■ Problem statement ■
Repeat the entire listing exactly.
## Begin Dataset extract
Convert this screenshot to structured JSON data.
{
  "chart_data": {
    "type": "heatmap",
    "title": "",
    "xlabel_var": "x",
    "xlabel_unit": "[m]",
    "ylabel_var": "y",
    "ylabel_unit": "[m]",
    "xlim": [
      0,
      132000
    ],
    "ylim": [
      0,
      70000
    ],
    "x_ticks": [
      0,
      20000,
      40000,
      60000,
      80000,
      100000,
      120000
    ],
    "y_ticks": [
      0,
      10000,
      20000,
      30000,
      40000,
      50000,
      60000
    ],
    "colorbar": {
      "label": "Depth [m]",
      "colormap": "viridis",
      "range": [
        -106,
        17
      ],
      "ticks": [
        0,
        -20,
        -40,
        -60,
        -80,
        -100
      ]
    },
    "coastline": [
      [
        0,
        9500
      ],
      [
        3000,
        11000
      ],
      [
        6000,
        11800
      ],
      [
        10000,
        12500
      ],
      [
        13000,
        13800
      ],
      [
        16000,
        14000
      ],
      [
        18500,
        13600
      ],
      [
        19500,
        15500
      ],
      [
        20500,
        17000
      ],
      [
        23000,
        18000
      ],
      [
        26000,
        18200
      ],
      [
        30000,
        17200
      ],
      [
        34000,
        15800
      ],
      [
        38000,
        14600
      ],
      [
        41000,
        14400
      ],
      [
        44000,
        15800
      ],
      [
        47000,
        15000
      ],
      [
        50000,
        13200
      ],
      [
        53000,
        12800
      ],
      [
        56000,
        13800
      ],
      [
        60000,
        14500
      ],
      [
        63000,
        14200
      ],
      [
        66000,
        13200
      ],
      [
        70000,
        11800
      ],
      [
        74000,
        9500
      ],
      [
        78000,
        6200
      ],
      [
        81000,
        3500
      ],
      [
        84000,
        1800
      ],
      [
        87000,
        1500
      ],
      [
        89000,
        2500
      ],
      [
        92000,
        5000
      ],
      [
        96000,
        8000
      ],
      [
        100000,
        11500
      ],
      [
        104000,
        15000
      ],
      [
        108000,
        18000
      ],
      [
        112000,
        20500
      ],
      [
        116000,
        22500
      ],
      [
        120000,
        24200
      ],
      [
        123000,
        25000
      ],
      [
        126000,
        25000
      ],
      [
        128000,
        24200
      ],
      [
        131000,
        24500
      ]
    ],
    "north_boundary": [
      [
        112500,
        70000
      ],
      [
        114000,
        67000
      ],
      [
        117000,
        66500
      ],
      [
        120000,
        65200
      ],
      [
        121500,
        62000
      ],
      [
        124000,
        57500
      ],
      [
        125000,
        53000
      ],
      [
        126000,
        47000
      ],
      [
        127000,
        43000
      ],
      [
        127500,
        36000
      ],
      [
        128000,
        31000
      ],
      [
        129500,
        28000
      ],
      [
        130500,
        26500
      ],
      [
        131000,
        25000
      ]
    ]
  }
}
## End Dataset extract
■ Task result ■
Convert this screenshot to structured JSON data.
{
  "chart_data": {
    "type": "heatmap",
    "title": "",
    "xlabel_var": "x",
    "xlabel_unit": "[m]",
    "ylabel_var": "y",
    "ylabel_unit": "[m]",
    "xlim": [
      0,
      132000
    ],
    "ylim": [
      0,
      70000
    ],
    "x_ticks": [
      0,
      20000,
      40000,
      60000,
      80000,
      100000,
      120000
    ],
    "y_ticks": [
      0,
      10000,
      20000,
      30000,
      40000,
      50000,
      60000
    ],
    "colorbar": {
      "label": "Depth [m]",
      "colormap": "viridis",
      "range": [
        -106,
        17
      ],
      "ticks": [
        0,
        -20,
        -40,
        -60,
        -80,
        -100
      ]
    },
    "coastline": [
      [
        0,
        9500
      ],
      [
        3000,
        11000
      ],
      [
        6000,
        11800
      ],
      [
        10000,
        12500
      ],
      [
        13000,
        13800
      ],
      [
        16000,
        14000
      ],
      [
        18500,
        13600
      ],
      [
        19500,
        15500
      ],
      [
        20500,
        17000
      ],
      [
        23000,
        18000
      ],
      [
        26000,
        18200
      ],
      [
        30000,
        17200
      ],
      [
        34000,
        15800
      ],
      [
        38000,
        14600
      ],
      [
        41000,
        14400
      ],
      [
        44000,
        15800
      ],
      [
        47000,
        15000
      ],
      [
        50000,
        13200
      ],
      [
        53000,
        12800
      ],
      [
        56000,
        13800
      ],
      [
        60000,
        14500
      ],
      [
        63000,
        14200
      ],
      [
        66000,
        13200
      ],
      [
        70000,
        11800
      ],
      [
        74000,
        9500
      ],
      [
        78000,
        6200
      ],
      [
        81000,
        3500
      ],
      [
        84000,
        1800
      ],
      [
        87000,
        1500
      ],
      [
        89000,
        2500
      ],
      [
        92000,
        5000
      ],
      [
        96000,
        8000
      ],
      [
        100000,
        11500
      ],
      [
        104000,
        15000
      ],
      [
        108000,
        18000
      ],
      [
        112000,
        20500
      ],
      [
        116000,
        22500
      ],
      [
        120000,
        24200
      ],
      [
        123000,
        25000
      ],
      [
        126000,
        25000
      ],
      [
        128000,
        24200
      ],
      [
        131000,
        24500
      ]
    ],
    "north_boundary": [
      [
        112500,
        70000
      ],
      [
        114000,
        67000
      ],
      [
        117000,
        66500
      ],
      [
        120000,
        65200
      ],
      [
        121500,
        62000
      ],
      [
        124000,
        57500
      ],
      [
        125000,
        53000
      ],
      [
        126000,
        47000
      ],
      [
        127000,
        43000
      ],
      [
        127500,
        36000
      ],
      [
        128000,
        31000
      ],
      [
        129500,
        28000
      ],
      [
        130500,
        26500
      ],
      [
        131000,
        25000
      ]
    ]
  }
}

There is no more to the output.